WHAT TO PRODUCE:
Leave the pictures out and print every record below exactly as it stands.

DATA SUPPLIED:
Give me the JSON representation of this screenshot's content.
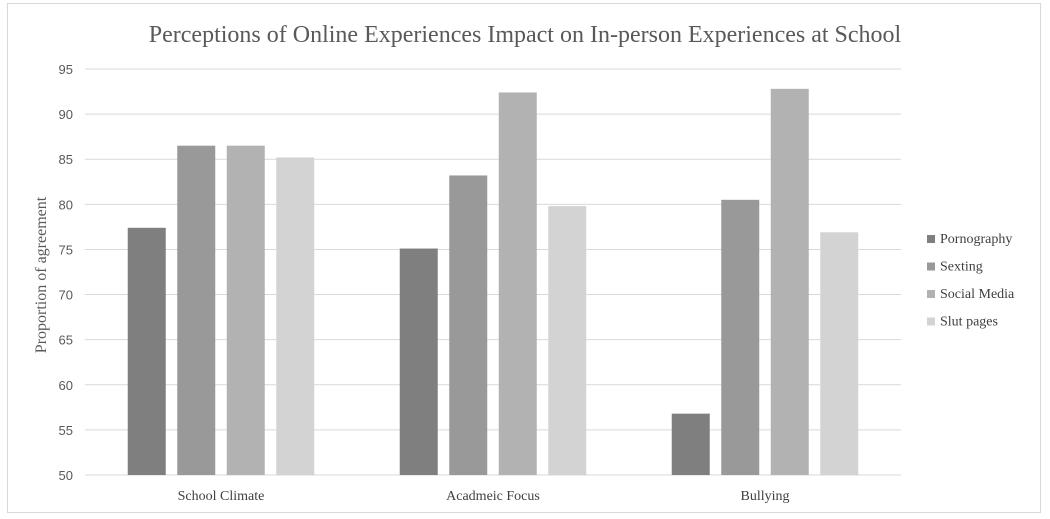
{
  "chart_data": {
    "type": "bar",
    "title": "Perceptions of Online Experiences Impact on In-person Experiences at School",
    "ylabel": "Proportion of agreement",
    "xlabel": "",
    "categories": [
      "School Climate",
      "Acadmeic Focus",
      "Bullying"
    ],
    "ylim": [
      50,
      95
    ],
    "yticks": [
      50,
      55,
      60,
      65,
      70,
      75,
      80,
      85,
      90,
      95
    ],
    "grid": true,
    "legend_position": "right",
    "series": [
      {
        "name": "Pornography",
        "color": "#7f7f7f",
        "values": [
          77.4,
          75.1,
          56.8
        ]
      },
      {
        "name": "Sexting",
        "color": "#999999",
        "values": [
          86.5,
          83.2,
          80.5
        ]
      },
      {
        "name": "Social Media",
        "color": "#b2b2b2",
        "values": [
          86.5,
          92.4,
          92.8
        ]
      },
      {
        "name": "Slut pages",
        "color": "#d3d3d3",
        "values": [
          85.2,
          79.8,
          76.9
        ]
      }
    ]
  }
}
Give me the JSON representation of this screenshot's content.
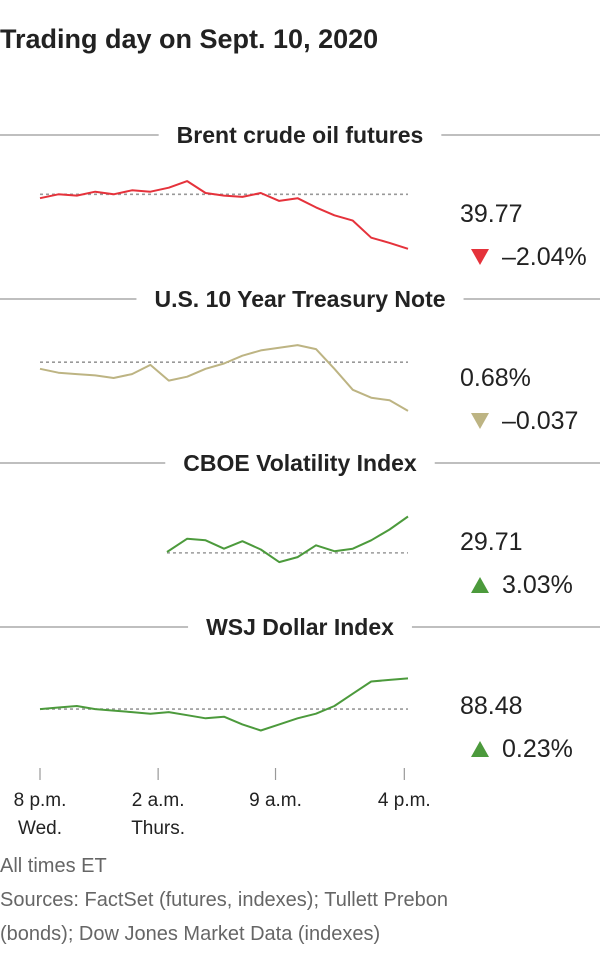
{
  "title": "Trading day on Sept. 10, 2020",
  "notes": {
    "times": "All times ET",
    "sources_line1": "Sources: FactSet (futures, indexes); Tullett Prebon",
    "sources_line2": "(bonds); Dow Jones Market Data (indexes)"
  },
  "colors": {
    "down_red": "#e5323b",
    "down_khaki": "#bdb483",
    "up_green": "#4c9a3c",
    "reference_line": "#999999"
  },
  "chart_data": {
    "type": "line",
    "x_axis": {
      "ticks": [
        {
          "line1": "8 p.m.",
          "line2": "Wed."
        },
        {
          "line1": "2 a.m.",
          "line2": "Thurs."
        },
        {
          "line1": "9 a.m.",
          "line2": ""
        },
        {
          "line1": "4 p.m.",
          "line2": ""
        }
      ]
    },
    "panels": [
      {
        "name": "Brent crude oil futures",
        "last": "39.77",
        "change": "–2.04%",
        "direction": "down",
        "color": "#e5323b",
        "x": [
          0,
          0.05,
          0.1,
          0.15,
          0.2,
          0.25,
          0.3,
          0.35,
          0.4,
          0.45,
          0.5,
          0.55,
          0.6,
          0.65,
          0.7,
          0.75,
          0.8,
          0.85,
          0.9,
          0.95,
          1
        ],
        "y": [
          40.54,
          40.6,
          40.58,
          40.64,
          40.6,
          40.66,
          40.64,
          40.7,
          40.8,
          40.62,
          40.58,
          40.56,
          40.62,
          40.5,
          40.54,
          40.4,
          40.28,
          40.2,
          39.94,
          39.86,
          39.77
        ],
        "reference": 40.6,
        "ylim": [
          39.6,
          41.0
        ]
      },
      {
        "name": "U.S. 10 Year Treasury Note",
        "last": "0.68%",
        "change": "–0.037",
        "direction": "down",
        "color": "#bdb483",
        "x": [
          0,
          0.05,
          0.1,
          0.15,
          0.2,
          0.25,
          0.3,
          0.35,
          0.4,
          0.45,
          0.5,
          0.55,
          0.6,
          0.65,
          0.7,
          0.75,
          0.8,
          0.85,
          0.9,
          0.95,
          1
        ],
        "y": [
          0.712,
          0.709,
          0.708,
          0.707,
          0.705,
          0.708,
          0.715,
          0.703,
          0.706,
          0.712,
          0.716,
          0.722,
          0.726,
          0.728,
          0.73,
          0.727,
          0.712,
          0.696,
          0.69,
          0.688,
          0.68
        ],
        "reference": 0.717,
        "ylim": [
          0.67,
          0.74
        ]
      },
      {
        "name": "CBOE Volatility Index",
        "x": [
          0.345,
          0.4,
          0.45,
          0.5,
          0.55,
          0.6,
          0.65,
          0.7,
          0.75,
          0.8,
          0.85,
          0.9,
          0.95,
          1
        ],
        "y": [
          28.86,
          29.18,
          29.14,
          28.94,
          29.12,
          28.92,
          28.62,
          28.74,
          29.02,
          28.88,
          28.94,
          29.14,
          29.4,
          29.71
        ],
        "last": "29.71",
        "change": "3.03%",
        "direction": "up",
        "color": "#4c9a3c",
        "reference": 28.84,
        "ylim": [
          28.0,
          30.2
        ]
      },
      {
        "name": "WSJ Dollar Index",
        "last": "88.48",
        "change": "0.23%",
        "direction": "up",
        "color": "#4c9a3c",
        "x": [
          0,
          0.05,
          0.1,
          0.15,
          0.2,
          0.25,
          0.3,
          0.35,
          0.4,
          0.45,
          0.5,
          0.55,
          0.6,
          0.65,
          0.7,
          0.75,
          0.8,
          0.85,
          0.9,
          0.95,
          1
        ],
        "y": [
          88.28,
          88.29,
          88.3,
          88.28,
          88.27,
          88.26,
          88.25,
          88.26,
          88.24,
          88.22,
          88.23,
          88.18,
          88.14,
          88.18,
          88.22,
          88.25,
          88.3,
          88.38,
          88.46,
          88.47,
          88.48
        ],
        "reference": 88.28,
        "ylim": [
          88.0,
          88.6
        ]
      }
    ]
  }
}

WRITTEN RESPONSE:
Give me the JSON representation of this screenshot's content.
{
  "chart_data": {
    "type": "bar",
    "title": "Perceptions of Online Experiences Impact on In-person Experiences at School",
    "ylabel": "Proportion of agreement",
    "xlabel": "",
    "categories": [
      "School Climate",
      "Acadmeic Focus",
      "Bullying"
    ],
    "ylim": [
      50,
      95
    ],
    "yticks": [
      50,
      55,
      60,
      65,
      70,
      75,
      80,
      85,
      90,
      95
    ],
    "grid": true,
    "legend_position": "right",
    "series": [
      {
        "name": "Pornography",
        "color": "#7f7f7f",
        "values": [
          77.4,
          75.1,
          56.8
        ]
      },
      {
        "name": "Sexting",
        "color": "#999999",
        "values": [
          86.5,
          83.2,
          80.5
        ]
      },
      {
        "name": "Social Media",
        "color": "#b2b2b2",
        "values": [
          86.5,
          92.4,
          92.8
        ]
      },
      {
        "name": "Slut pages",
        "color": "#d3d3d3",
        "values": [
          85.2,
          79.8,
          76.9
        ]
      }
    ]
  }
}
Give me the JSON representation of this screenshot's content.
{
  "title": "Trading day on Sept. 10, 2020",
  "notes": {
    "times": "All times ET",
    "sources_line1": "Sources: FactSet (futures, indexes); Tullett Prebon",
    "sources_line2": "(bonds); Dow Jones Market Data (indexes)"
  },
  "colors": {
    "down_red": "#e5323b",
    "down_khaki": "#bdb483",
    "up_green": "#4c9a3c",
    "reference_line": "#999999"
  },
  "chart_data": {
    "type": "line",
    "x_axis": {
      "ticks": [
        {
          "line1": "8 p.m.",
          "line2": "Wed."
        },
        {
          "line1": "2 a.m.",
          "line2": "Thurs."
        },
        {
          "line1": "9 a.m.",
          "line2": ""
        },
        {
          "line1": "4 p.m.",
          "line2": ""
        }
      ]
    },
    "panels": [
      {
        "name": "Brent crude oil futures",
        "last": "39.77",
        "change": "–2.04%",
        "direction": "down",
        "color": "#e5323b",
        "x": [
          0,
          0.05,
          0.1,
          0.15,
          0.2,
          0.25,
          0.3,
          0.35,
          0.4,
          0.45,
          0.5,
          0.55,
          0.6,
          0.65,
          0.7,
          0.75,
          0.8,
          0.85,
          0.9,
          0.95,
          1
        ],
        "y": [
          40.54,
          40.6,
          40.58,
          40.64,
          40.6,
          40.66,
          40.64,
          40.7,
          40.8,
          40.62,
          40.58,
          40.56,
          40.62,
          40.5,
          40.54,
          40.4,
          40.28,
          40.2,
          39.94,
          39.86,
          39.77
        ],
        "reference": 40.6,
        "ylim": [
          39.6,
          41.0
        ]
      },
      {
        "name": "U.S. 10 Year Treasury Note",
        "last": "0.68%",
        "change": "–0.037",
        "direction": "down",
        "color": "#bdb483",
        "x": [
          0,
          0.05,
          0.1,
          0.15,
          0.2,
          0.25,
          0.3,
          0.35,
          0.4,
          0.45,
          0.5,
          0.55,
          0.6,
          0.65,
          0.7,
          0.75,
          0.8,
          0.85,
          0.9,
          0.95,
          1
        ],
        "y": [
          0.712,
          0.709,
          0.708,
          0.707,
          0.705,
          0.708,
          0.715,
          0.703,
          0.706,
          0.712,
          0.716,
          0.722,
          0.726,
          0.728,
          0.73,
          0.727,
          0.712,
          0.696,
          0.69,
          0.688,
          0.68
        ],
        "reference": 0.717,
        "ylim": [
          0.67,
          0.74
        ]
      },
      {
        "name": "CBOE Volatility Index",
        "x": [
          0.345,
          0.4,
          0.45,
          0.5,
          0.55,
          0.6,
          0.65,
          0.7,
          0.75,
          0.8,
          0.85,
          0.9,
          0.95,
          1
        ],
        "y": [
          28.86,
          29.18,
          29.14,
          28.94,
          29.12,
          28.92,
          28.62,
          28.74,
          29.02,
          28.88,
          28.94,
          29.14,
          29.4,
          29.71
        ],
        "last": "29.71",
        "change": "3.03%",
        "direction": "up",
        "color": "#4c9a3c",
        "reference": 28.84,
        "ylim": [
          28.0,
          30.2
        ]
      },
      {
        "name": "WSJ Dollar Index",
        "last": "88.48",
        "change": "0.23%",
        "direction": "up",
        "color": "#4c9a3c",
        "x": [
          0,
          0.05,
          0.1,
          0.15,
          0.2,
          0.25,
          0.3,
          0.35,
          0.4,
          0.45,
          0.5,
          0.55,
          0.6,
          0.65,
          0.7,
          0.75,
          0.8,
          0.85,
          0.9,
          0.95,
          1
        ],
        "y": [
          88.28,
          88.29,
          88.3,
          88.28,
          88.27,
          88.26,
          88.25,
          88.26,
          88.24,
          88.22,
          88.23,
          88.18,
          88.14,
          88.18,
          88.22,
          88.25,
          88.3,
          88.38,
          88.46,
          88.47,
          88.48
        ],
        "reference": 88.28,
        "ylim": [
          88.0,
          88.6
        ]
      }
    ]
  }
}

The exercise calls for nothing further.